■ PROBLEM TO WORK ON ■
Sift the listing for lines that hold the string "USDT" and pull them out.

■ DATA TO PROCESS ■
— begin —

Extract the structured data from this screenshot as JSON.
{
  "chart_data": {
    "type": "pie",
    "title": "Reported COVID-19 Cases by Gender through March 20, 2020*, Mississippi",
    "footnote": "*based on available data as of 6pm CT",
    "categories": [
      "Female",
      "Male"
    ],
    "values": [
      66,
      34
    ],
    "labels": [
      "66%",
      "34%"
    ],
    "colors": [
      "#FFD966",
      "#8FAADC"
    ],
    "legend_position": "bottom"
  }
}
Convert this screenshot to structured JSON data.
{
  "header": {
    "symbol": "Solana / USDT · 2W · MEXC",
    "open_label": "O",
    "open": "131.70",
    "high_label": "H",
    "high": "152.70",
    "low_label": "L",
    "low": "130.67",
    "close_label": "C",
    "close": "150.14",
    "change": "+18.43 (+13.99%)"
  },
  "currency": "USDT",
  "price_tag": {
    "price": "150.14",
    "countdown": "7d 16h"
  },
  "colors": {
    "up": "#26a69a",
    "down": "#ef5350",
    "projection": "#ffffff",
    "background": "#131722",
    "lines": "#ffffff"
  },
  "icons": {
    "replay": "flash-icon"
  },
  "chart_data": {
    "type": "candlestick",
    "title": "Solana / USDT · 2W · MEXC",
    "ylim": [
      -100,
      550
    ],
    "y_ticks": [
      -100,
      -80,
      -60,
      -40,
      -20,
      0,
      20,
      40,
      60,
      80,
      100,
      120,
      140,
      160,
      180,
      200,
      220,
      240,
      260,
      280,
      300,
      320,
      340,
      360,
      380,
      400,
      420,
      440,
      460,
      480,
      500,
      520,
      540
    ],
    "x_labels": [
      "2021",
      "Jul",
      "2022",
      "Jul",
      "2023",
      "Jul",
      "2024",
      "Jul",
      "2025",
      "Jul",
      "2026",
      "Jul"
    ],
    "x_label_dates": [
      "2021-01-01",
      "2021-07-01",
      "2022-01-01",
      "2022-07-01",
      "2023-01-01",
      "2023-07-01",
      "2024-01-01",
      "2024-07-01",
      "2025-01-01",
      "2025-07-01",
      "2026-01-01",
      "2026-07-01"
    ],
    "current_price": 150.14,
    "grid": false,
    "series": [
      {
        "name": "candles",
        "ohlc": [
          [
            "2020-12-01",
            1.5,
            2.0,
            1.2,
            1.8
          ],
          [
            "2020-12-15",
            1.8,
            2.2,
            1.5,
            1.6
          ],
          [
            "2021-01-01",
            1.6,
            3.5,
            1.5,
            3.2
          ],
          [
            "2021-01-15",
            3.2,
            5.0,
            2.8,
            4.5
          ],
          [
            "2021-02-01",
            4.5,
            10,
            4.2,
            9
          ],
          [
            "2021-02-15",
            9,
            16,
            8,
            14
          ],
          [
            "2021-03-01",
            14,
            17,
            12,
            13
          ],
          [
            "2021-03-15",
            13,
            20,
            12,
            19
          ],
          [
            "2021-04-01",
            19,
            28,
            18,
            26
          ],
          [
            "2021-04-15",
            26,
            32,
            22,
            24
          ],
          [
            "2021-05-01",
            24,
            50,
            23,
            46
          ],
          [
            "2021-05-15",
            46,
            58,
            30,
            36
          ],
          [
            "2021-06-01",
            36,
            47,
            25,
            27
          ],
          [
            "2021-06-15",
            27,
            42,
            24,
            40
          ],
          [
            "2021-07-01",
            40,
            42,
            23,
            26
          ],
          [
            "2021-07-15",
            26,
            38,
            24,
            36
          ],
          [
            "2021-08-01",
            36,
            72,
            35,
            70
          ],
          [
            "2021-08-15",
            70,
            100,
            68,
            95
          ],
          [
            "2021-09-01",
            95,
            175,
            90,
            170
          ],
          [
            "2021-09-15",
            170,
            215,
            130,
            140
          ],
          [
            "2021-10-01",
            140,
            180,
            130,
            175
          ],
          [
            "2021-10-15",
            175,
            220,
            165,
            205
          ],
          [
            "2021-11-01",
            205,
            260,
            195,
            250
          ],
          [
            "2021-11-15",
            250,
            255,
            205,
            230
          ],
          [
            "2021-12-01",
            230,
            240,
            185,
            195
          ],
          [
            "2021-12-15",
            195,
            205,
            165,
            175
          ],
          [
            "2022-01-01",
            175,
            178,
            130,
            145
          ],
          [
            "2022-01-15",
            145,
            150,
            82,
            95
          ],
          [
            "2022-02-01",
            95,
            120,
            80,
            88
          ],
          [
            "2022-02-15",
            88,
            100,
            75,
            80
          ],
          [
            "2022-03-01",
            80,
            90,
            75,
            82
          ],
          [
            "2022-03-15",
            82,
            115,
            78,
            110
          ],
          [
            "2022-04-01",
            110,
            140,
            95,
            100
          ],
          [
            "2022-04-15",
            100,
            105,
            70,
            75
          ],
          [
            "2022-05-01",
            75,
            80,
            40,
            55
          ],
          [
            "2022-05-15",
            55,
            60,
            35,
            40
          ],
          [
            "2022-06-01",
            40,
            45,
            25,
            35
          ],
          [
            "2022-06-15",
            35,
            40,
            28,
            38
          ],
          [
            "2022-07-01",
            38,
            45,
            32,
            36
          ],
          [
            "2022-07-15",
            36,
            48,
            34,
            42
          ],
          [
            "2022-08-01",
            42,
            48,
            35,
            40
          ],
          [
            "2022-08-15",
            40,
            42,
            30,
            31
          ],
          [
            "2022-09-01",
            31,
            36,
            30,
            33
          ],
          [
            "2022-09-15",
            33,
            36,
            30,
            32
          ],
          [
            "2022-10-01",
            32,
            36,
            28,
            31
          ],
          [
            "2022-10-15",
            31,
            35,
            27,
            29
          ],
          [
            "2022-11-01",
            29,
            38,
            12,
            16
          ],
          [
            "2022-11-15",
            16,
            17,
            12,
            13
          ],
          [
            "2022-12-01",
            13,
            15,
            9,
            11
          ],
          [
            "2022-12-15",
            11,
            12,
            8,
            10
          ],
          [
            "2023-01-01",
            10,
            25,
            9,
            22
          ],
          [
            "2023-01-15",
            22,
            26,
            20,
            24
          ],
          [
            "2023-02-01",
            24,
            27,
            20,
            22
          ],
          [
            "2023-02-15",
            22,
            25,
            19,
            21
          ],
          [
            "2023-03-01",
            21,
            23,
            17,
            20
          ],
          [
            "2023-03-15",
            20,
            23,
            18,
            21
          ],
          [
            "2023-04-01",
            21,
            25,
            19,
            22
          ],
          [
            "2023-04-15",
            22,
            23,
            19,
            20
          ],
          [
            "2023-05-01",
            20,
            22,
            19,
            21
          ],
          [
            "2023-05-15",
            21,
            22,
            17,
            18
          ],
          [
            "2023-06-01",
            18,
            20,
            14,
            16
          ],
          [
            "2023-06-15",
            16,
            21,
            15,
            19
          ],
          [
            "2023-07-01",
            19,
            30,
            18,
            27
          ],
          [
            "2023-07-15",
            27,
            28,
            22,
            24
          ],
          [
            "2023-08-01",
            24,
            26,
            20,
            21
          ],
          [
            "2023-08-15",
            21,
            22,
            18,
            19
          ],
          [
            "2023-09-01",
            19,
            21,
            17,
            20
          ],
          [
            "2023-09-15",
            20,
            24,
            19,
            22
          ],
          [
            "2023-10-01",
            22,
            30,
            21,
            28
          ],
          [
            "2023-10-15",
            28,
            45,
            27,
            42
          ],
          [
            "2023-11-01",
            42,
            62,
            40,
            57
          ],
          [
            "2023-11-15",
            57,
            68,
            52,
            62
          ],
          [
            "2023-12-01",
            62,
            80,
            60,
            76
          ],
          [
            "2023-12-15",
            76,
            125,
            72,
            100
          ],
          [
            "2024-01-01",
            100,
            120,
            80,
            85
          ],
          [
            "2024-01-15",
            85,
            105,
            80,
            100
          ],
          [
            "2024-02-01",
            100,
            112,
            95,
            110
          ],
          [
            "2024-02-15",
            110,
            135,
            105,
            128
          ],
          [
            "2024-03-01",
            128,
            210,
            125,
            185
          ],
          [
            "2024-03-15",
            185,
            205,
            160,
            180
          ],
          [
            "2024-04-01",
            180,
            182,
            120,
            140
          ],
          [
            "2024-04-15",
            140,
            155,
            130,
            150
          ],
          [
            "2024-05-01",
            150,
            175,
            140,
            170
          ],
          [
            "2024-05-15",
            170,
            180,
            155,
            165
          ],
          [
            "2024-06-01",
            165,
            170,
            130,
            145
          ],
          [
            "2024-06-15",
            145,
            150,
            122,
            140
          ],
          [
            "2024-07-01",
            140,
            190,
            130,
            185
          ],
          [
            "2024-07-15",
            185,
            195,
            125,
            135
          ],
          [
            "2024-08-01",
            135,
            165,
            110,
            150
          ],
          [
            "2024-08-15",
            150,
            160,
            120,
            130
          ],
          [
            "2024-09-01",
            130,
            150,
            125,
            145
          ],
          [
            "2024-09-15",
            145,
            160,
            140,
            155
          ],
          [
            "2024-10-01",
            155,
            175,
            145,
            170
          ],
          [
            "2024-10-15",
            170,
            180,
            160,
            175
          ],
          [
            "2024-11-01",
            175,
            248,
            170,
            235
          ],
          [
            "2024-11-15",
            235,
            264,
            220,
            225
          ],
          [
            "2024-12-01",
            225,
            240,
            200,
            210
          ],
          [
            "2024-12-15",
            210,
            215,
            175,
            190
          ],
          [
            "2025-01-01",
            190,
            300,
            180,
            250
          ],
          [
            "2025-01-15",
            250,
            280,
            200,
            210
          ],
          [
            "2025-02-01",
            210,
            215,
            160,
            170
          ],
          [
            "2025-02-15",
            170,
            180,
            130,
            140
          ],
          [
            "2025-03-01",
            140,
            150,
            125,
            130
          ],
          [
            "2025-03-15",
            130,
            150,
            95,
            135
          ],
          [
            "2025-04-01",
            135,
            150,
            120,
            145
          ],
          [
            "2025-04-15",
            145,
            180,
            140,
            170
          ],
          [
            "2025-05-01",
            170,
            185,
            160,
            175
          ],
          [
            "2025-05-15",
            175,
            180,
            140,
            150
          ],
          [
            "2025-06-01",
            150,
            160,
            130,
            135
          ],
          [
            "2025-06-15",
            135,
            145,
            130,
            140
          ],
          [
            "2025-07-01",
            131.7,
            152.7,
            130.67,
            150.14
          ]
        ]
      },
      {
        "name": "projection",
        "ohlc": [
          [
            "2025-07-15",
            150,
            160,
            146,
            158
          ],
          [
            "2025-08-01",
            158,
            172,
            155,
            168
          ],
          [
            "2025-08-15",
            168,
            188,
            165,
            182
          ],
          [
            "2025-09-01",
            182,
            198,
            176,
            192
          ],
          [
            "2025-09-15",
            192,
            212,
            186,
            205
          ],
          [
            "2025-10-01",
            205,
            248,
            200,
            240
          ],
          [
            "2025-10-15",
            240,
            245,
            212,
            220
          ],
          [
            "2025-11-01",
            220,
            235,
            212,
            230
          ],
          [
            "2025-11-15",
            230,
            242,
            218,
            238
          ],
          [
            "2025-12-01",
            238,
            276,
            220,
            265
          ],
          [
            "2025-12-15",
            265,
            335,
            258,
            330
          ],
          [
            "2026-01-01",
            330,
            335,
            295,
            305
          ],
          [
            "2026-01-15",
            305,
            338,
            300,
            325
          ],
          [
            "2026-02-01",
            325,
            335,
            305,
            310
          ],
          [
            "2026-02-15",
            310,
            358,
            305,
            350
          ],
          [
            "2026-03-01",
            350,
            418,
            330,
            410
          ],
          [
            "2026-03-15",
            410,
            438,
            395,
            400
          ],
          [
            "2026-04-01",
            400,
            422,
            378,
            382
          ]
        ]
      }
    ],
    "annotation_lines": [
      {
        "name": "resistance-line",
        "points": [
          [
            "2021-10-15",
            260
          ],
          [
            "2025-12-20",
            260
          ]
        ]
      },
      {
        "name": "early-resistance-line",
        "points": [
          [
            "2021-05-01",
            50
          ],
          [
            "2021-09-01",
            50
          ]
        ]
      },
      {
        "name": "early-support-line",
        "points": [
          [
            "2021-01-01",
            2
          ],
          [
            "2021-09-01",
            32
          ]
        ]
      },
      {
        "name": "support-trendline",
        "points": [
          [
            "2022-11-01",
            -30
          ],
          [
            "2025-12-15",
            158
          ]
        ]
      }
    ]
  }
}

— end —

■ REPLY TO THE TASK ■
    "symbol": "Solana / USDT · 2W · MEXC",
  "currency": "USDT",
    "title": "Solana / USDT · 2W · MEXC",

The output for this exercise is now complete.